------ Text to read

Re: [PATCH v1 1/1] spi: dw-mid: set DMA burst on memory side

[Date Prev][Date Next][Thread Prev][Thread Next][Date Index][Thread Index]

 



On Tue, Apr 12, 2016 at 07:06:01PM +0300, Andy Shevchenko wrote:
> On Tue, 2016-04-12 at 19:32 +0530, Vinod Koul wrote:
> > On Tue, Apr 12, 2016 at 02:56:35PM +0300, Andy Shevchenko wrote:
> > > 
> > > On Tue, 2016-04-12 at 01:34 +0100, Mark Brown wrote:
> > > > 
> > > > On Mon, Apr 11, 2016 at 07:30:12PM +0300, Andy Shevchenko wrote:
> 
> > > > To optimize amount of bus writes on memory side set burst to be
> > > > > the
> > > > > same amount
> > > > > of data on both sides.
> > > > > 
> > > > > +	txconf.src_maxburst = 4 * dws->dma_width;
> > > > >  	txconf.dst_maxburst = 16;
> > > > This doesn't seem to do what the subject says (at least not
> > > > always,
> > > > it'll align for a dma_width of 4)?
> > > Thanks you didn't apply the patch. 
> > > 
> > > I think the approach itself is wrong.
> > > 
> > > The peripheral drivers usually have no idea and shouldn't know about
> > > DMA
> > > engine memory side characteristics (bus width, bursts, etc).
> > These are typically you system characterstics, like 32 bit or 64 bit
> > bus to
> > memory and rest (burst etc) should be maximum as the data will go
> > from/to
> > dmaengine FIFO to/from memory, so you would want to push as fast as
> > possible
> > 
> > Said that, maximun burst with 32bit wide should be saner value in
> > modern
> > systems.
> 
> My point that peripheral driver does not and _should not_ care about
> memory side of the transfer. This is property of DMAengine controller
> and platform that has it installed.

------------

Instruction 1 - Copy the part of the patch discussion that begins at the words "On Tue, Apr 12, 2016 at 07:06:01PM" and stops after the words "on both sides.", with every character unchanged.
Instruction 2 - In the listing below, repeat the lines starting at the line that contains "What elements are" and ending after the line that contains "bar-segment — [331, 541, 539, 555]", with both lines included and no changes.

------ Exercise data

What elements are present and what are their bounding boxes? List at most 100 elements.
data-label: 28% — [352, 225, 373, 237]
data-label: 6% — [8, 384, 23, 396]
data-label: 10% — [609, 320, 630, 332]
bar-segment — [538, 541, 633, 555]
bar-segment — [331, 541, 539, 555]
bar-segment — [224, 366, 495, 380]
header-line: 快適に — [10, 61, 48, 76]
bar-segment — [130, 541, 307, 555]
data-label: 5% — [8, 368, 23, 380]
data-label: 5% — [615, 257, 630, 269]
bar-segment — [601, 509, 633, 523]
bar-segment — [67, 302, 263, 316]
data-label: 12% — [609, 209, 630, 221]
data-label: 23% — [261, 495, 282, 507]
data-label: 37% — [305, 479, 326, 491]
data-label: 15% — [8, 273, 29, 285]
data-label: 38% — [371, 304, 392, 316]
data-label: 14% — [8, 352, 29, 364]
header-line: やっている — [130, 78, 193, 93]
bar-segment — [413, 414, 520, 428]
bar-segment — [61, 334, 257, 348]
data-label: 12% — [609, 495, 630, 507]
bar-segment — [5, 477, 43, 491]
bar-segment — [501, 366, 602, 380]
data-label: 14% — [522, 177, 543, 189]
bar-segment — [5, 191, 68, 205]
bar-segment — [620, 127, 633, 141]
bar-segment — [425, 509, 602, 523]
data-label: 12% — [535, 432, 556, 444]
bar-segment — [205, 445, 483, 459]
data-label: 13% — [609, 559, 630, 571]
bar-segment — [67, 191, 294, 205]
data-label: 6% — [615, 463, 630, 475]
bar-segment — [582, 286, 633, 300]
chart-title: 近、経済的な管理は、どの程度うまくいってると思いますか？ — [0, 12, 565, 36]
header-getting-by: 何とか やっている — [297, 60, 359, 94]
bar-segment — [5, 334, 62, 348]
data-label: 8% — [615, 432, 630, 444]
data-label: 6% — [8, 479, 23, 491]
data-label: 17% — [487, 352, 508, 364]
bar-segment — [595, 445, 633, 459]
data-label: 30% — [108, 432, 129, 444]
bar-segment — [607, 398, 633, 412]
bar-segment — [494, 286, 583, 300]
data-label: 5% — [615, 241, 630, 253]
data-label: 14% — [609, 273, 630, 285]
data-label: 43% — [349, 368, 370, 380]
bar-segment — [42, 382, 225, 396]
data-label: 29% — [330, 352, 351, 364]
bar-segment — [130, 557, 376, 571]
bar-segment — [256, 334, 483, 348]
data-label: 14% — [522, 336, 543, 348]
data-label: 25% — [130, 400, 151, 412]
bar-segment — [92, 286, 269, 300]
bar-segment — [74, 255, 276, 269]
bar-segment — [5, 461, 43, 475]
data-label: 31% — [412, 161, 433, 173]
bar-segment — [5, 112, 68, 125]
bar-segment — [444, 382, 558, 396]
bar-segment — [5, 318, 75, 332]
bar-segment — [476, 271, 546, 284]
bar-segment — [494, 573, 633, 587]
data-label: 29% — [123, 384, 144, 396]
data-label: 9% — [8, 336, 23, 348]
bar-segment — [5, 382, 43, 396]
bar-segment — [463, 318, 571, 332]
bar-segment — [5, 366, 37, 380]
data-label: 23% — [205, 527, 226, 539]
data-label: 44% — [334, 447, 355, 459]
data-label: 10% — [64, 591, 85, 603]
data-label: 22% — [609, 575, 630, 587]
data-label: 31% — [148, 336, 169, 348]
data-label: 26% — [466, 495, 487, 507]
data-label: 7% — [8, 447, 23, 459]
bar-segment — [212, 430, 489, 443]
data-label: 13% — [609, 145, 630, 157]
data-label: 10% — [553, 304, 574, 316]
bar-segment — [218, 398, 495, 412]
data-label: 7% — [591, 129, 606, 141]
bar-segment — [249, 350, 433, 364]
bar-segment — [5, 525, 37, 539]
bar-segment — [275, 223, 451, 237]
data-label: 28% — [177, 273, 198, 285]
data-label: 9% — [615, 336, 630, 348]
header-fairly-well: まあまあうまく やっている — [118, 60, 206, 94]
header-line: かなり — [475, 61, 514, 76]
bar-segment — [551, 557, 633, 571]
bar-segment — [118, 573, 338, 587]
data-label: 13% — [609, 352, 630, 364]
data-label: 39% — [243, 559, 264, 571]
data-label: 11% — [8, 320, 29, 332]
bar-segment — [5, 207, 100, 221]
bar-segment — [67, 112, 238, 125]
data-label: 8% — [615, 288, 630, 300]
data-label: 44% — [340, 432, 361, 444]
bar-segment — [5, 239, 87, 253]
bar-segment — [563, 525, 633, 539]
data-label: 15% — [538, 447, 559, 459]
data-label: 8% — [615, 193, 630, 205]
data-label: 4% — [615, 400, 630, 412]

------------
------ Exercise data

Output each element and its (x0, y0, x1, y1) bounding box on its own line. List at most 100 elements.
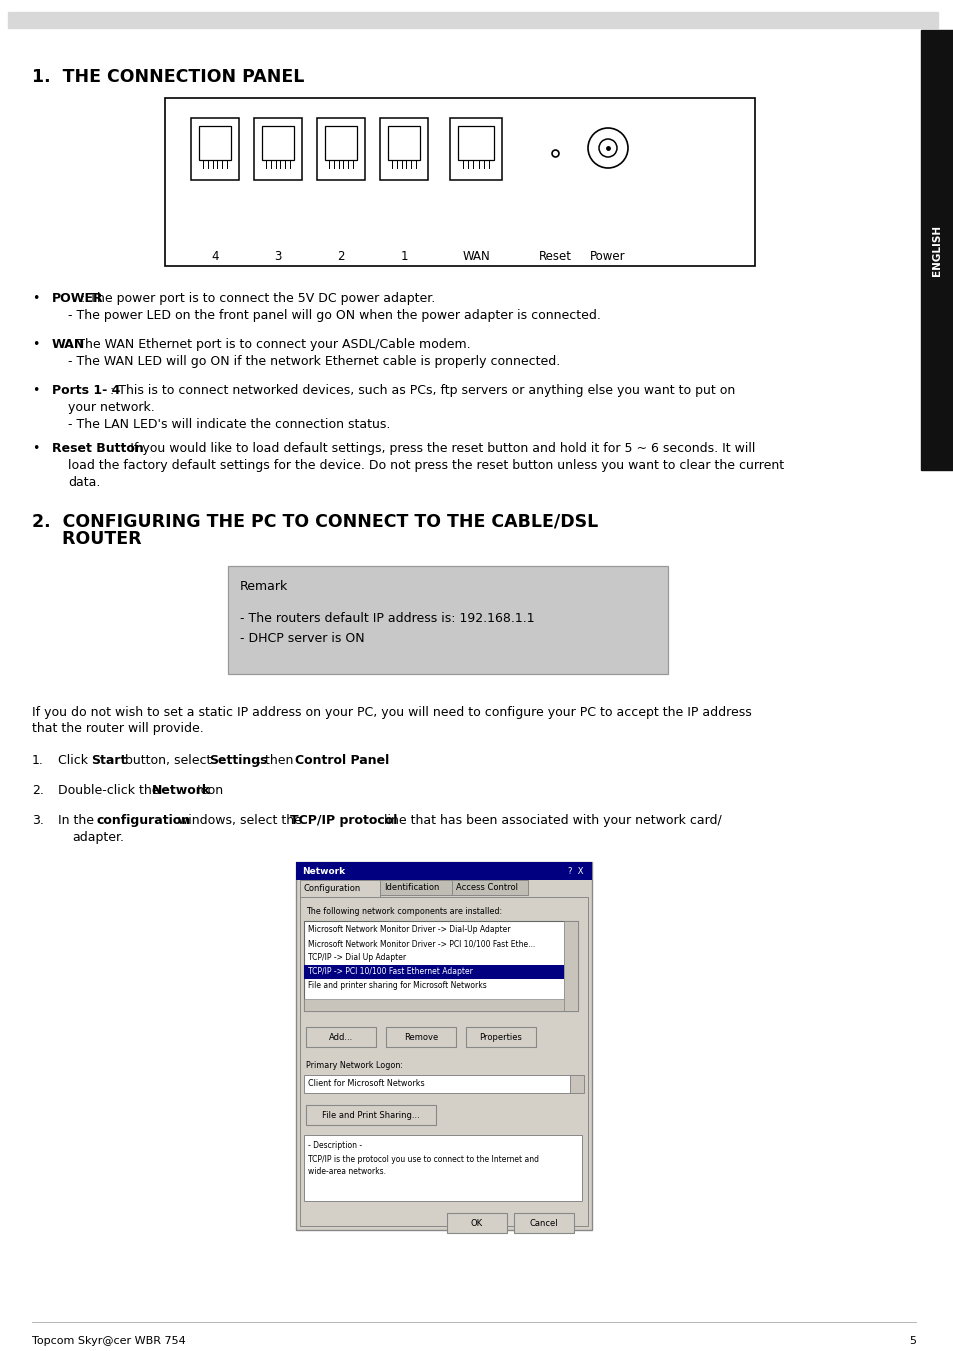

------------

Expected output 1 -
On Tue, Apr 12, 2016 at 07:06:01PM +0300, Andy Shevchenko wrote:
> On Tue, 2016-04-12 at 19:32 +0530, Vinod Koul wrote:
> > On Tue, Apr 12, 2016 at 02:56:35PM +0300, Andy Shevchenko wrote:
> > > 
> > > On Tue, 2016-04-12 at 01:34 +0100, Mark Brown wrote:
> > > > 
> > > > On Mon, Apr 11, 2016 at 07:30:12PM +0300, Andy Shevchenko wrote:
> 
> > > > To optimize amount of bus writes on memory side set burst to be
> > > > > the
> > > > > same amount
> > > > > of data on both sides.

Expected output 2 -
What elements are present and what are their bounding boxes? List at most 100 elements.
data-label: 28% — [352, 225, 373, 237]
data-label: 6% — [8, 384, 23, 396]
data-label: 10% — [609, 320, 630, 332]
bar-segment — [538, 541, 633, 555]
bar-segment — [331, 541, 539, 555]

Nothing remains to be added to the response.